▶ [Short exercise] Transcribe the material below exactly as it appears.

Stored data entries:
* begin *

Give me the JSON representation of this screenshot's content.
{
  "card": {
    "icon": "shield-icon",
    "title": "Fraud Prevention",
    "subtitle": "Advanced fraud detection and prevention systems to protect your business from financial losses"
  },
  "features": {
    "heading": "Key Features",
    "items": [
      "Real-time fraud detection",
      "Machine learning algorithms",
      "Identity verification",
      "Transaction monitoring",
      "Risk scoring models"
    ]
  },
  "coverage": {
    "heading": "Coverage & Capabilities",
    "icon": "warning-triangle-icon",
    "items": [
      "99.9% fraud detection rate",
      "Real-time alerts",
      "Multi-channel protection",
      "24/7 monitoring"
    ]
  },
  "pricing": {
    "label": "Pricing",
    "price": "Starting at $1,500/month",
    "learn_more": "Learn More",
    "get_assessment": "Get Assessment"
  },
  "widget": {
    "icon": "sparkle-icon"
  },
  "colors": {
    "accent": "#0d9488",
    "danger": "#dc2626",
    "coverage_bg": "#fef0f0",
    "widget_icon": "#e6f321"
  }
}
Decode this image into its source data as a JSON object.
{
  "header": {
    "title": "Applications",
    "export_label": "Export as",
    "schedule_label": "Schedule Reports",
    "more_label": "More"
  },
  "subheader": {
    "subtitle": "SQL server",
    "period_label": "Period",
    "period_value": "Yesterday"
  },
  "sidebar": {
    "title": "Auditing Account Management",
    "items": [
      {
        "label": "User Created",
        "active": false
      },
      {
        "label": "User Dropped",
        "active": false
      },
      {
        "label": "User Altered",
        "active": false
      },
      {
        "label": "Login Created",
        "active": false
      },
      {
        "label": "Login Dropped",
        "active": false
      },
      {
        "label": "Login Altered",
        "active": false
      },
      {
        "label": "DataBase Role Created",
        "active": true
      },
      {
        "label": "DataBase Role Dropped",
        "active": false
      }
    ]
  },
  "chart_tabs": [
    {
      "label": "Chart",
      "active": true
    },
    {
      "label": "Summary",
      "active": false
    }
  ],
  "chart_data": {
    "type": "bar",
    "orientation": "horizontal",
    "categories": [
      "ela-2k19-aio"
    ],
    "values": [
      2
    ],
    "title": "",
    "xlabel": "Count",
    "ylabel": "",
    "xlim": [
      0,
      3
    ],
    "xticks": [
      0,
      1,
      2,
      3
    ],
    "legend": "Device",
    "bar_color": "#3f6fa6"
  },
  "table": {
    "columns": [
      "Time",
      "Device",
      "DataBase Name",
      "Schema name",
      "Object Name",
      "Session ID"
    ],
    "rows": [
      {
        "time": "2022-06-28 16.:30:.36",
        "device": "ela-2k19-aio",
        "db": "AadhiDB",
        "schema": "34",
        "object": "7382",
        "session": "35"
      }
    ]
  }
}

* end *

▶ [Expected answer]
Give me the JSON representation of this screenshot's content.
{
  "card": {
    "icon": "shield-icon",
    "title": "Fraud Prevention",
    "subtitle": "Advanced fraud detection and prevention systems to protect your business from financial losses"
  },
  "features": {
    "heading": "Key Features",
    "items": [
      "Real-time fraud detection",
      "Machine learning algorithms",
      "Identity verification",
      "Transaction monitoring",
      "Risk scoring models"
    ]
  },
  "coverage": {
    "heading": "Coverage & Capabilities",
    "icon": "warning-triangle-icon",
    "items": [
      "99.9% fraud detection rate",
      "Real-time alerts",
      "Multi-channel protection",
      "24/7 monitoring"
    ]
  },
  "pricing": {
    "label": "Pricing",
    "price": "Starting at $1,500/month",
    "learn_more": "Learn More",
    "get_assessment": "Get Assessment"
  },
  "widget": {
    "icon": "sparkle-icon"
  },
  "colors": {
    "accent": "#0d9488",
    "danger": "#dc2626",
    "coverage_bg": "#fef0f0",
    "widget_icon": "#e6f321"
  }
}
Decode this image into its source data as a JSON object.
{
  "header": {
    "title": "Applications",
    "export_label": "Export as",
    "schedule_label": "Schedule Reports",
    "more_label": "More"
  },
  "subheader": {
    "subtitle": "SQL server",
    "period_label": "Period",
    "period_value": "Yesterday"
  },
  "sidebar": {
    "title": "Auditing Account Management",
    "items": [
      {
        "label": "User Created",
        "active": false
      },
      {
        "label": "User Dropped",
        "active": false
      },
      {
        "label": "User Altered",
        "active": false
      },
      {
        "label": "Login Created",
        "active": false
      },
      {
        "label": "Login Dropped",
        "active": false
      },
      {
        "label": "Login Altered",
        "active": false
      },
      {
        "label": "DataBase Role Created",
        "active": true
      },
      {
        "label": "DataBase Role Dropped",
        "active": false
      }
    ]
  },
  "chart_tabs": [
    {
      "label": "Chart",
      "active": true
    },
    {
      "label": "Summary",
      "active": false
    }
  ],
  "chart_data": {
    "type": "bar",
    "orientation": "horizontal",
    "categories": [
      "ela-2k19-aio"
    ],
    "values": [
      2
    ],
    "title": "",
    "xlabel": "Count",
    "ylabel": "",
    "xlim": [
      0,
      3
    ],
    "xticks": [
      0,
      1,
      2,
      3
    ],
    "legend": "Device",
    "bar_color": "#3f6fa6"
  },
  "table": {
    "columns": [
      "Time",
      "Device",
      "DataBase Name",
      "Schema name",
      "Object Name",
      "Session ID"
    ],
    "rows": [
      {
        "time": "2022-06-28 16.:30:.36",
        "device": "ela-2k19-aio",
        "db": "AadhiDB",
        "schema": "34",
        "object": "7382",
        "session": "35"
      }
    ]
  }
}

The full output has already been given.